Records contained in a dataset
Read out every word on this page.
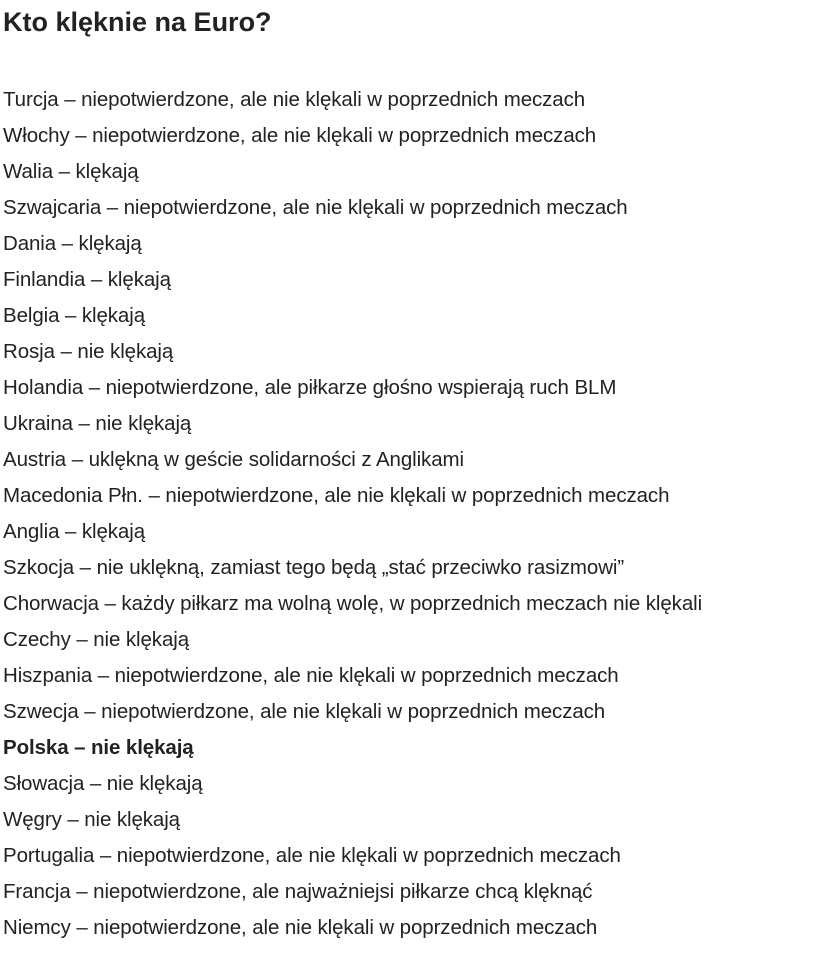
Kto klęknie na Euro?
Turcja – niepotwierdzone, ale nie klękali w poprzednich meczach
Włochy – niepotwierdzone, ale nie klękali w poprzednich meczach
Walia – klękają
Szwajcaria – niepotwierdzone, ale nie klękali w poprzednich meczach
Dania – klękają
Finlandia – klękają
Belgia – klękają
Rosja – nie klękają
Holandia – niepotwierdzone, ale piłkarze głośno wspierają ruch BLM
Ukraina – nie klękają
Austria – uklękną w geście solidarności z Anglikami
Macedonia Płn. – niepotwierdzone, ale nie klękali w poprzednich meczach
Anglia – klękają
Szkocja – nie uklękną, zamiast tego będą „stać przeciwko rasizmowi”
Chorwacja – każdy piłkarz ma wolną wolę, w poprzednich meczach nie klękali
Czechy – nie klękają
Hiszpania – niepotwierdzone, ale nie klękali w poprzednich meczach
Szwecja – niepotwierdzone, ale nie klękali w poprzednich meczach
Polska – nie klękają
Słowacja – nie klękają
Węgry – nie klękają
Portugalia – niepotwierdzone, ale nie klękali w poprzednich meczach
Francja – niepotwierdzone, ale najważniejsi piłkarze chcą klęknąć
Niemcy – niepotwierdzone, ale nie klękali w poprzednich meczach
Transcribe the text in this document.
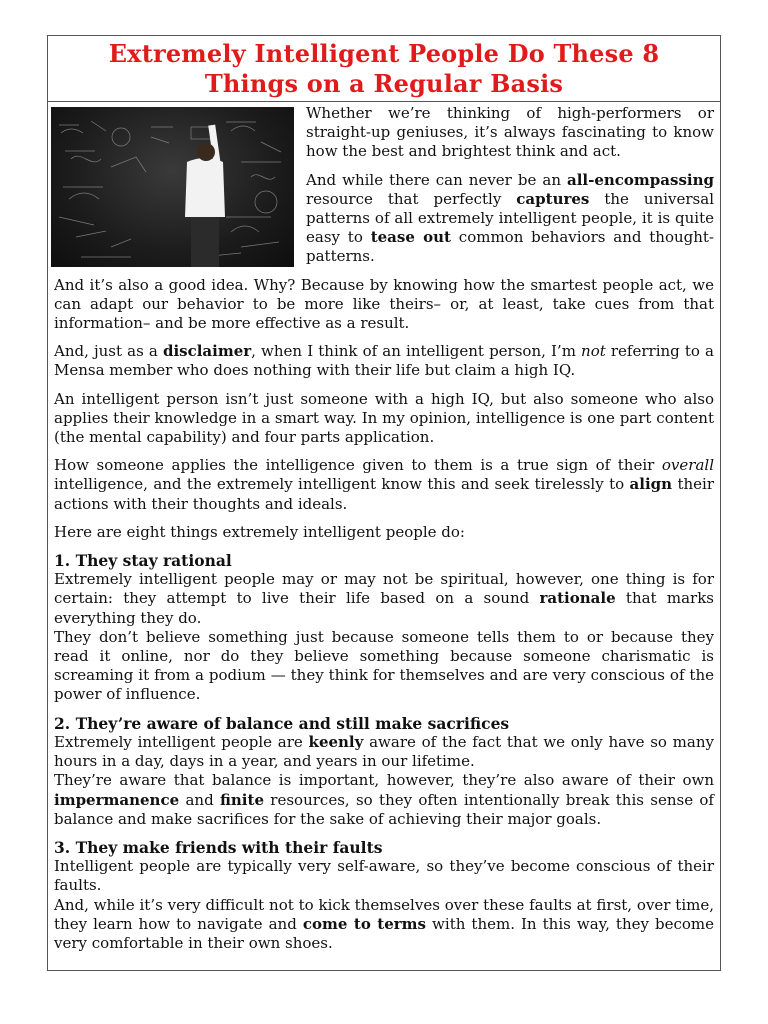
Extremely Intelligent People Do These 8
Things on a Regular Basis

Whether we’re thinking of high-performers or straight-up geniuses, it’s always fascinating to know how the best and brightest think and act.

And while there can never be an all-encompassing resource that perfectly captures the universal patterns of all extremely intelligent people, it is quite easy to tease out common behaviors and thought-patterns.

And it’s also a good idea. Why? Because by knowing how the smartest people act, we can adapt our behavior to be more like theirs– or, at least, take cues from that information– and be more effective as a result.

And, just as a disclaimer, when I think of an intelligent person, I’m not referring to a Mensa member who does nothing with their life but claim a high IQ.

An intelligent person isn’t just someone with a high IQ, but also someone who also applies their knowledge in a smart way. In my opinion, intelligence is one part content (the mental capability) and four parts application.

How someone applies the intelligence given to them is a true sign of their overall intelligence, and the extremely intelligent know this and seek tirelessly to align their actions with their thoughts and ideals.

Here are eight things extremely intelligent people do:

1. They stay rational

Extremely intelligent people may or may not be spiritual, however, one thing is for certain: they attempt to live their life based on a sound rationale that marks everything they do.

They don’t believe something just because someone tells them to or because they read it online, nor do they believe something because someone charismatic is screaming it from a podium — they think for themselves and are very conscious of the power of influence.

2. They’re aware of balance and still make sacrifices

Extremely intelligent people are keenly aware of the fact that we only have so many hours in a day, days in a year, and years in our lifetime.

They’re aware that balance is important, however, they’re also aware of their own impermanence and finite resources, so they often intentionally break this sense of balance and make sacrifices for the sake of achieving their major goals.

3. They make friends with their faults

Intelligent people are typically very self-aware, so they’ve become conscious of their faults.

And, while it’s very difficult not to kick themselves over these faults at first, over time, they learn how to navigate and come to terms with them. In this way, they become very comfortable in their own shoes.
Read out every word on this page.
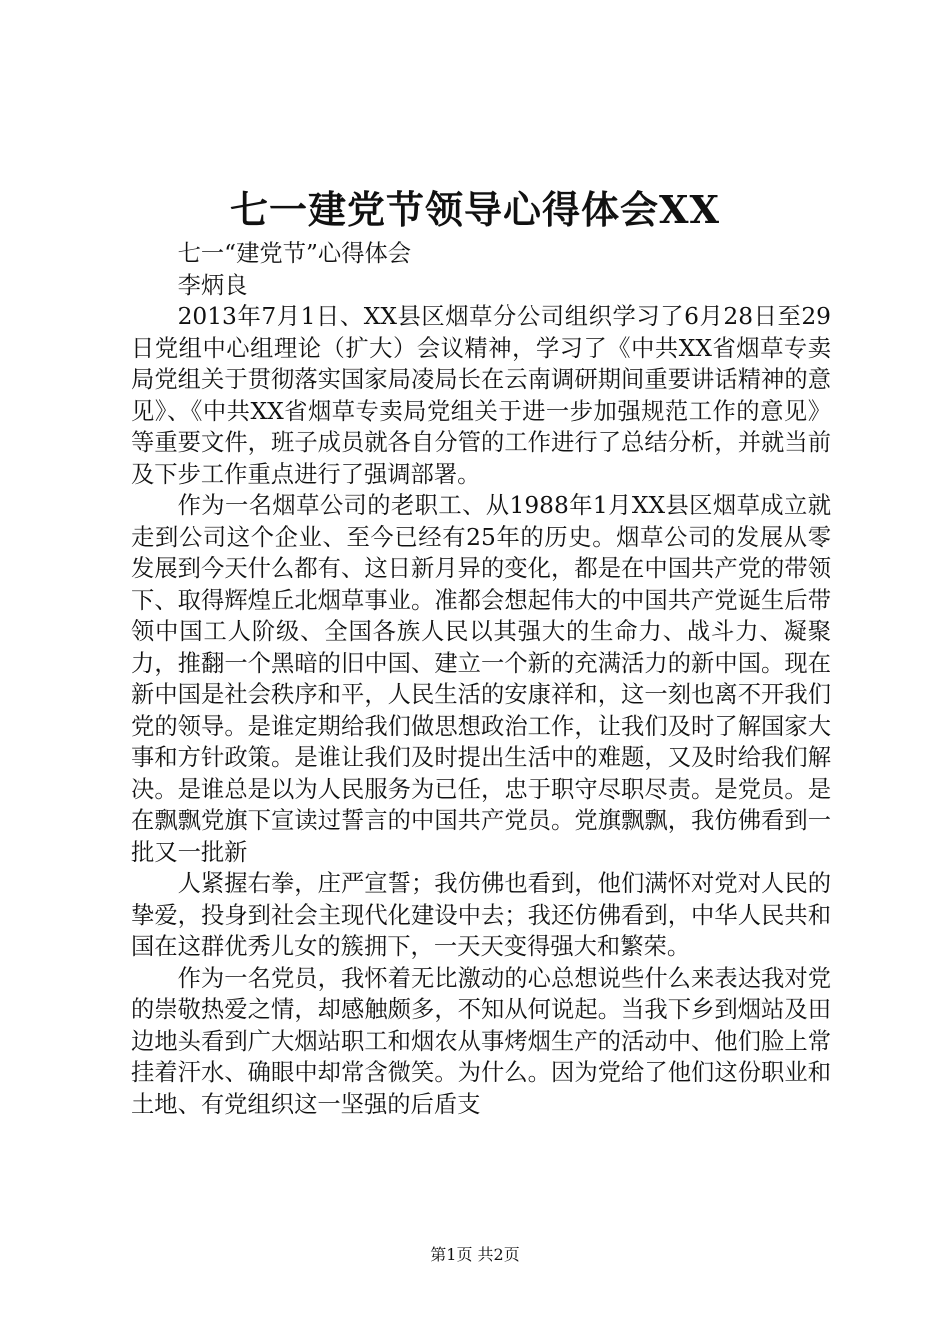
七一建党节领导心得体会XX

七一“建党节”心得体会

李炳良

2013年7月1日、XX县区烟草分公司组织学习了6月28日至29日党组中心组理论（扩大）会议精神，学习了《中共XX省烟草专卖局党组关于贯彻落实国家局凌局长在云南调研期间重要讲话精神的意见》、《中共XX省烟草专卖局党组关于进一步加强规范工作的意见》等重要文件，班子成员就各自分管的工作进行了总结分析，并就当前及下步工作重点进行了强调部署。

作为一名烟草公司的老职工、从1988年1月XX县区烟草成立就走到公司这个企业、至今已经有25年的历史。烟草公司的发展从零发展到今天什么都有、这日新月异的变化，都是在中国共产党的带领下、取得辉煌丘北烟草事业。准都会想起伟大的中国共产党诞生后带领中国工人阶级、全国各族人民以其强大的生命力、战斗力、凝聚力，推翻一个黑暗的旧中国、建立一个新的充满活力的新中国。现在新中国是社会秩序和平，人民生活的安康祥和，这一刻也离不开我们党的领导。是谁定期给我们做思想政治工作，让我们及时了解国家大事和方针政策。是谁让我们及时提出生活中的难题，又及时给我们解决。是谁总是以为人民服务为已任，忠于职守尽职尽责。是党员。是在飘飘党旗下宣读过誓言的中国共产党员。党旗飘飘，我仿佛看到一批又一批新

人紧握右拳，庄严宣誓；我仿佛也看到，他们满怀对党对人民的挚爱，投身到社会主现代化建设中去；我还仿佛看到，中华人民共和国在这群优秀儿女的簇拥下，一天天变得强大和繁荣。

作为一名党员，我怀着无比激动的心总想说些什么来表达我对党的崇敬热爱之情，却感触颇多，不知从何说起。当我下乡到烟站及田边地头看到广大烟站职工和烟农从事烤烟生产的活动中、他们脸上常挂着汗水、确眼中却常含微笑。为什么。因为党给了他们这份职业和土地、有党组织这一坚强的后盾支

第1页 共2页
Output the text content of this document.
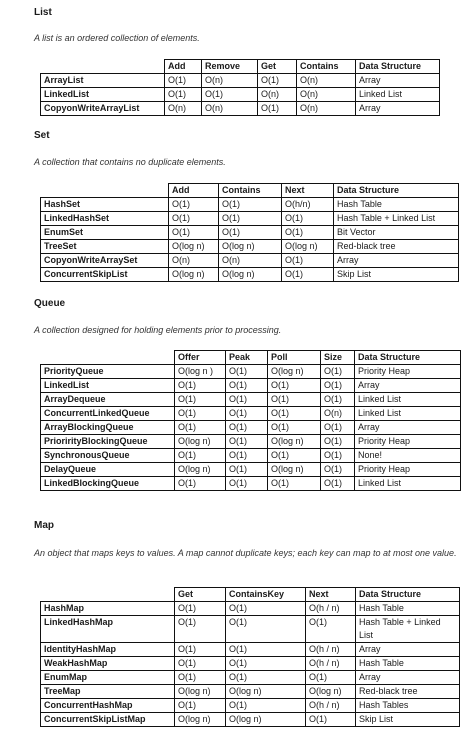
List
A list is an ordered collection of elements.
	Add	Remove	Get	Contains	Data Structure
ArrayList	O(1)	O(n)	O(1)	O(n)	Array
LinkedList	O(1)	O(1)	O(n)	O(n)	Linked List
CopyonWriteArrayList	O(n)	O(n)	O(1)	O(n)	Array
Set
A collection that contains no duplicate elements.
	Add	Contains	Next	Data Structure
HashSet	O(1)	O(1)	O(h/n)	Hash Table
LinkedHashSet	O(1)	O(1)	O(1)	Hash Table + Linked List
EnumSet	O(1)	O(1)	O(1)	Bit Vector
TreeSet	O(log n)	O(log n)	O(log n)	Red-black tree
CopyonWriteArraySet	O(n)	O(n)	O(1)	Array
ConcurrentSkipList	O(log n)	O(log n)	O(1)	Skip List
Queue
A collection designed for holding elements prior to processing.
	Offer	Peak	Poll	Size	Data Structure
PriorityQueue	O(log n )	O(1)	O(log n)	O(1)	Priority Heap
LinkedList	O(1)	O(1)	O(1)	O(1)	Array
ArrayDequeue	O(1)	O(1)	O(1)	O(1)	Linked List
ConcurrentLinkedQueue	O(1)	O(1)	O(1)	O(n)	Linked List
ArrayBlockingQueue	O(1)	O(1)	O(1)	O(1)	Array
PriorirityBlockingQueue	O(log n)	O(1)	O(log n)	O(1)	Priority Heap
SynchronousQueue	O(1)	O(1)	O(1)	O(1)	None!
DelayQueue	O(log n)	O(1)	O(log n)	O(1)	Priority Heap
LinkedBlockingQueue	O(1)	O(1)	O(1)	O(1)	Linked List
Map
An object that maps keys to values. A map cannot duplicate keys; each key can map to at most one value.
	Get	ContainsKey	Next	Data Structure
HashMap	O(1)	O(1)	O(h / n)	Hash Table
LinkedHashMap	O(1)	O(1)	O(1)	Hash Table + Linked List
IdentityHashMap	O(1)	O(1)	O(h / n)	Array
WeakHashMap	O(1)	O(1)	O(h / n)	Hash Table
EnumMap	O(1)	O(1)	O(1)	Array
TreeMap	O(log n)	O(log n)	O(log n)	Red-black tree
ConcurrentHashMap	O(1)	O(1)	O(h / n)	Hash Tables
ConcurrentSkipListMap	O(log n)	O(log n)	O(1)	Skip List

Work required >> Each line that holds the word "themselves" should be extracted from the records.

Solution for this exercise >>
They don’t believe something just because someone tells them to or because they read it online, nor do they believe something because someone charismatic is screaming it from a podium — they think for themselves and are very conscious of the power of influence.
And, while it’s very difficult not to kick themselves over these faults at first, over time, they learn how to navigate and come to terms with them. In this way, they become very comfortable in their own shoes.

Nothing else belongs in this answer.